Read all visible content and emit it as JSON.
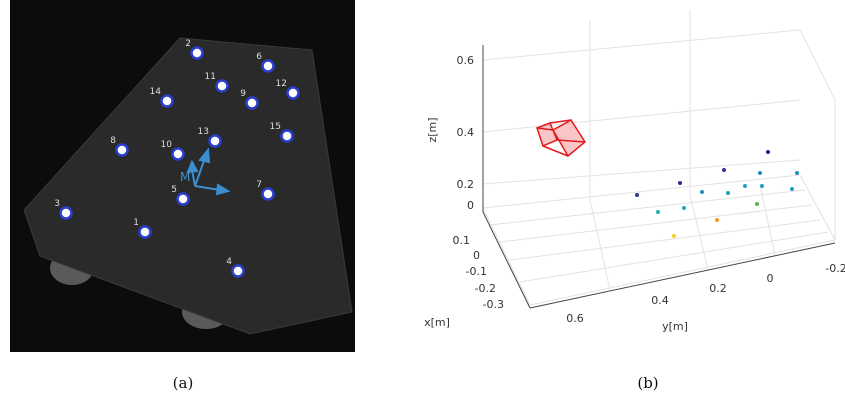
{
  "panel_a": {
    "caption": "(a)",
    "frame_label": "M",
    "markers": [
      "1",
      "2",
      "3",
      "4",
      "5",
      "6",
      "7",
      "8",
      "9",
      "10",
      "11",
      "12",
      "13",
      "14",
      "15"
    ]
  },
  "panel_b": {
    "caption": "(b)",
    "z_label": "z[m]",
    "x_label": "x[m]",
    "y_label": "y[m]",
    "z_ticks": [
      "0.6",
      "0.4",
      "0.2",
      "0"
    ],
    "x_ticks": [
      "0.1",
      "0",
      "-0.1",
      "-0.2",
      "-0.3"
    ],
    "y_ticks": [
      "0.6",
      "0.4",
      "0.2",
      "0",
      "-0.2"
    ]
  }
}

———

Without the pictures, restate each entry exactly.

Read all visible content and emit it as JSON.
{
  "panel_a": {
    "caption": "(a)",
    "frame_label": "M",
    "markers": [
      "1",
      "2",
      "3",
      "4",
      "5",
      "6",
      "7",
      "8",
      "9",
      "10",
      "11",
      "12",
      "13",
      "14",
      "15"
    ]
  },
  "panel_b": {
    "caption": "(b)",
    "z_label": "z[m]",
    "x_label": "x[m]",
    "y_label": "y[m]",
    "z_ticks": [
      "0.6",
      "0.4",
      "0.2",
      "0"
    ],
    "x_ticks": [
      "0.1",
      "0",
      "-0.1",
      "-0.2",
      "-0.3"
    ],
    "y_ticks": [
      "0.6",
      "0.4",
      "0.2",
      "0",
      "-0.2"
    ]
  }
}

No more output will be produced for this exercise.